> _WRITTEN REQUEST_
Each line that contains the string "Zorunluluk" counts once; report how many such lines appear in the data, as a number only.

> _SOURCE RECORDS_
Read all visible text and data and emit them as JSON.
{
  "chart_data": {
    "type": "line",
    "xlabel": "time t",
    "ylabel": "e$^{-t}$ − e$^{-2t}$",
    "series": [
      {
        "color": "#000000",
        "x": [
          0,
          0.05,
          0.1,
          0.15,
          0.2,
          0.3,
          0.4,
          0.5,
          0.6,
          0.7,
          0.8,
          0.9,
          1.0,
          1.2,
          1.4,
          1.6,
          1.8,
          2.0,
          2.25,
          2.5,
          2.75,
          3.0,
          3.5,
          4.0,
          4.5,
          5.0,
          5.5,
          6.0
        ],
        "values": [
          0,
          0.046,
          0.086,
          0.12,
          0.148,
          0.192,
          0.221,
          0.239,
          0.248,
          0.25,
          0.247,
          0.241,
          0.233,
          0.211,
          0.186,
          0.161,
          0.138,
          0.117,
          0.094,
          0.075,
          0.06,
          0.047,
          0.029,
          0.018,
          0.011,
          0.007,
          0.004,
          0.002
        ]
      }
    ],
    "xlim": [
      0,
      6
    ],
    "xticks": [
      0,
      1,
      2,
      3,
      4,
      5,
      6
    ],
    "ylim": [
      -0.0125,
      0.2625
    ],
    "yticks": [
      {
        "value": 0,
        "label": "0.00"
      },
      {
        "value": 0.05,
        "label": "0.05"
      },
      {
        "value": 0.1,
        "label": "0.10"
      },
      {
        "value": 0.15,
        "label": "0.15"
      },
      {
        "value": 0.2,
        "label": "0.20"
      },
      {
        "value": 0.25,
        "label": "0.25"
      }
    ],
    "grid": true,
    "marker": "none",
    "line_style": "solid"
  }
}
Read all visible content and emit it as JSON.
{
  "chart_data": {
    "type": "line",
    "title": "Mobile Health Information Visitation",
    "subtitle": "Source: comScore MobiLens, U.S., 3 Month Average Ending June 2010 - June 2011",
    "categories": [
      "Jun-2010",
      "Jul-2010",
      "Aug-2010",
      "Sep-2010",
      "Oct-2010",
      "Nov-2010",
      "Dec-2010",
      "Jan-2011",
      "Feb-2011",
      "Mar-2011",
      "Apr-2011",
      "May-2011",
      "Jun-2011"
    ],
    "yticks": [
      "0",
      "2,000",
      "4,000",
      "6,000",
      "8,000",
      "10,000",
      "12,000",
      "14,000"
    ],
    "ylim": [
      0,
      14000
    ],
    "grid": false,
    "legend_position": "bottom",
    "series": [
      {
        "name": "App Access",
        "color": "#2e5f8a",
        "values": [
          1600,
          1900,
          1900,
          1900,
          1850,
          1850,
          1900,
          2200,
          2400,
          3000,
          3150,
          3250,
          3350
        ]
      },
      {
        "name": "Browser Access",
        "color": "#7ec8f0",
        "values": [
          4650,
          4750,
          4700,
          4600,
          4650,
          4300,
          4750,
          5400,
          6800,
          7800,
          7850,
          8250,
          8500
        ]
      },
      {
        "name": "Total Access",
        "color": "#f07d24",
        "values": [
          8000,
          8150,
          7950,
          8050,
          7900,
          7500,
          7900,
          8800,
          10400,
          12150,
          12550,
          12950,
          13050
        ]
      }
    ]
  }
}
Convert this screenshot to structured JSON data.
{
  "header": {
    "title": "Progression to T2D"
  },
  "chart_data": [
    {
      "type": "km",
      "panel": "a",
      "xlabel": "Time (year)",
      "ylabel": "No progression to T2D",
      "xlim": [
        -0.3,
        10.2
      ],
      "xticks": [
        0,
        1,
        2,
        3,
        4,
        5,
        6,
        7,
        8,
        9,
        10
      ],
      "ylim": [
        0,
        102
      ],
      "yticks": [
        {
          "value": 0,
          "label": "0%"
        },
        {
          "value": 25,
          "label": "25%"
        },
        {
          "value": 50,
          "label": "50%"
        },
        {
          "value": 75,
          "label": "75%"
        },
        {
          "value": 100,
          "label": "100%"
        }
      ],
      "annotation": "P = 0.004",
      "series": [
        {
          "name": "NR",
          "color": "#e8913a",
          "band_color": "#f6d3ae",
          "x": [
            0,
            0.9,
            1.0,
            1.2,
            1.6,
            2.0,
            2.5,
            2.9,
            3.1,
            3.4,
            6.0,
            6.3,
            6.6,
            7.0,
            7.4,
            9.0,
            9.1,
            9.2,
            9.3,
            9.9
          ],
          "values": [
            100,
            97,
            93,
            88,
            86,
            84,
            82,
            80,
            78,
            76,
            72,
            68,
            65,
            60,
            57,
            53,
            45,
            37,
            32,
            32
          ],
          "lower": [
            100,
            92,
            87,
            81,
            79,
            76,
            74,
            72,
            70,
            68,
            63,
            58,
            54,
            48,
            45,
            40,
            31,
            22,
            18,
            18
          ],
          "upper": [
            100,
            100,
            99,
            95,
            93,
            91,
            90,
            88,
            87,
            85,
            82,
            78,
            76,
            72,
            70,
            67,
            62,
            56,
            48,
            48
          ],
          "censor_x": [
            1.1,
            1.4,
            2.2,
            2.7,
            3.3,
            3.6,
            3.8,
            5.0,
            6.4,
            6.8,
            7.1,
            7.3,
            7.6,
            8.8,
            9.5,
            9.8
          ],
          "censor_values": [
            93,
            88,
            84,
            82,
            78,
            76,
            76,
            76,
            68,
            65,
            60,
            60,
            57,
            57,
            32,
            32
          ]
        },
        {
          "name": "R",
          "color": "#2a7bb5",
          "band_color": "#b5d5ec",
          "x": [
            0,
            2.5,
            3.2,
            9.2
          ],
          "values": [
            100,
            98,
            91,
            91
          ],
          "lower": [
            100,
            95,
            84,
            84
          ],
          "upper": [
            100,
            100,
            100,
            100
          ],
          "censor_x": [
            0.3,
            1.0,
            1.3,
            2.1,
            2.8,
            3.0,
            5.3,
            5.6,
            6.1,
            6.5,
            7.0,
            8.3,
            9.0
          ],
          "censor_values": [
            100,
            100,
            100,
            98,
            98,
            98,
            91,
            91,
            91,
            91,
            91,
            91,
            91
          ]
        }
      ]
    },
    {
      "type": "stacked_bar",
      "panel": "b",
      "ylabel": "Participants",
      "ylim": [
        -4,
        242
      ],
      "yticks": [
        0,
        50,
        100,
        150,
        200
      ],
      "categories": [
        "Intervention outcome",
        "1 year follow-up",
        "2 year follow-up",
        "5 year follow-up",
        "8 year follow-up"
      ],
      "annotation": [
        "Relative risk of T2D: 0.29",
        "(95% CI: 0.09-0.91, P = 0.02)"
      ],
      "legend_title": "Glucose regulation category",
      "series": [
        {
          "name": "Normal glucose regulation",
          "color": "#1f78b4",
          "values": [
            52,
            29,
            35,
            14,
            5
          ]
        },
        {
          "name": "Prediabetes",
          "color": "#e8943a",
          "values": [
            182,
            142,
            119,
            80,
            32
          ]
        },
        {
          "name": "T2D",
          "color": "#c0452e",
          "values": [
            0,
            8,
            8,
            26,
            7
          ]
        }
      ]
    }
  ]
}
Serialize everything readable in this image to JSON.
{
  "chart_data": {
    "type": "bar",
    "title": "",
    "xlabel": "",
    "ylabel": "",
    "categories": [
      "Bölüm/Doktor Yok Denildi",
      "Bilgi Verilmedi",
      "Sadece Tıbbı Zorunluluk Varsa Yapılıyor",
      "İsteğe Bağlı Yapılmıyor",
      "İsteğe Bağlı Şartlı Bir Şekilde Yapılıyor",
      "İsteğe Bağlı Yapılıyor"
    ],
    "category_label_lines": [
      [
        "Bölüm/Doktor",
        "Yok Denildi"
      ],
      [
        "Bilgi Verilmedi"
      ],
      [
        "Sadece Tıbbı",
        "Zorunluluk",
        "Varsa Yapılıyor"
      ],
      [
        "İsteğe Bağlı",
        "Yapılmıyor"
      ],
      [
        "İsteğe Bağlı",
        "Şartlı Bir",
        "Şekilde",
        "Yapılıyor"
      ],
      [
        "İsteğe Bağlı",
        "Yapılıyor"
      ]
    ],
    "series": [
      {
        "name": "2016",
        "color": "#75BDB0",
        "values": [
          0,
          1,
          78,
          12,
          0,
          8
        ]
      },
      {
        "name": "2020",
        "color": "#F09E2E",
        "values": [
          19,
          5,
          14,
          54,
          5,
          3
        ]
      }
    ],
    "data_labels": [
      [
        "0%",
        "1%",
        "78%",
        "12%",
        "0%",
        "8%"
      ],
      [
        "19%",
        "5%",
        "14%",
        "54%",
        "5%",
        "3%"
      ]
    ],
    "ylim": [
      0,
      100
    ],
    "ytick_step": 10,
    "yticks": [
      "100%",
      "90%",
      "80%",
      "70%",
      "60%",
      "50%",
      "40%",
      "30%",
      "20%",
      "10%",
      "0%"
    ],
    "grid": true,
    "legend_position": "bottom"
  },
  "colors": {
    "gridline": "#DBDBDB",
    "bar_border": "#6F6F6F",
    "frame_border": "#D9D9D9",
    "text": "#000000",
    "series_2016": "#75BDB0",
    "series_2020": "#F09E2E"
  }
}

> _RIGHT ANSWER_
2